• [What is being asked]: Read the lines below. Copy out any that hold the string "text".

• [Supplied data]:
============================================================
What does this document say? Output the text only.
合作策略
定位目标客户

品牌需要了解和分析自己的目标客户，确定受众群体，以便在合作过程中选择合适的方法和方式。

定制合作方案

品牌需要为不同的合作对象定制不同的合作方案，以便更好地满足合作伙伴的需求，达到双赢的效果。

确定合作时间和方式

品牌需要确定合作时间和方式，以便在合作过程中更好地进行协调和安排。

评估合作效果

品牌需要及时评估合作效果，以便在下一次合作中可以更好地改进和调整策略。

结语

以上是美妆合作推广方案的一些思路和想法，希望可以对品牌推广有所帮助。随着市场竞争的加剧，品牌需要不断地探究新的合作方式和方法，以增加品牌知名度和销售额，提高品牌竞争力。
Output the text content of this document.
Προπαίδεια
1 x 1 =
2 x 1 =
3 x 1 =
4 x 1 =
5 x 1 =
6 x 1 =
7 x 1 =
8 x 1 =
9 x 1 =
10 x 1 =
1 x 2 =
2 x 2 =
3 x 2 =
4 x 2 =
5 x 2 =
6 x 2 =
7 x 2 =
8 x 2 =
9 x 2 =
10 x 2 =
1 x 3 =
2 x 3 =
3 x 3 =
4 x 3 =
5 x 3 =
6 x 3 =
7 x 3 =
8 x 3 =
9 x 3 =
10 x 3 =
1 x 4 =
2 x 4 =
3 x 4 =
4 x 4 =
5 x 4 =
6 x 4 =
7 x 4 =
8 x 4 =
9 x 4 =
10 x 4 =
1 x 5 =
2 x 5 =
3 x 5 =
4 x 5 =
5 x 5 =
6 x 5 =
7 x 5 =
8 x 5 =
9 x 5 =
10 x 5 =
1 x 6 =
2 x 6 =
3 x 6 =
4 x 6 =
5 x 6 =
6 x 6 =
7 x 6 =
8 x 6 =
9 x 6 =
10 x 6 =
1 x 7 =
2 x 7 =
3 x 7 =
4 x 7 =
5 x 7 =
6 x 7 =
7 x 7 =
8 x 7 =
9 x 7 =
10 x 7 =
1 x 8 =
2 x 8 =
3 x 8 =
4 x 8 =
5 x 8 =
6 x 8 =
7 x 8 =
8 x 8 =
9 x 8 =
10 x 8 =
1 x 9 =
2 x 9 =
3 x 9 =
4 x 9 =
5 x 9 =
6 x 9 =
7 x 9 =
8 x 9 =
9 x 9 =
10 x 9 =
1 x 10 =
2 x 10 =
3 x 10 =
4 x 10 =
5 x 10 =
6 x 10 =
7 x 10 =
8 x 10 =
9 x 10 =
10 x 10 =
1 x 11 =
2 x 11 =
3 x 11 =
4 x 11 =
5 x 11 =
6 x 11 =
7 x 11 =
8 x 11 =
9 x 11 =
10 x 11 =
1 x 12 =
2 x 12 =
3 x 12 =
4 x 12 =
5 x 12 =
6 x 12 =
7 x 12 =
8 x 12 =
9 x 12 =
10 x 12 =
============================================================
• [Worked answer]:
What does this document say? Output the text only.
Output the text content of this document.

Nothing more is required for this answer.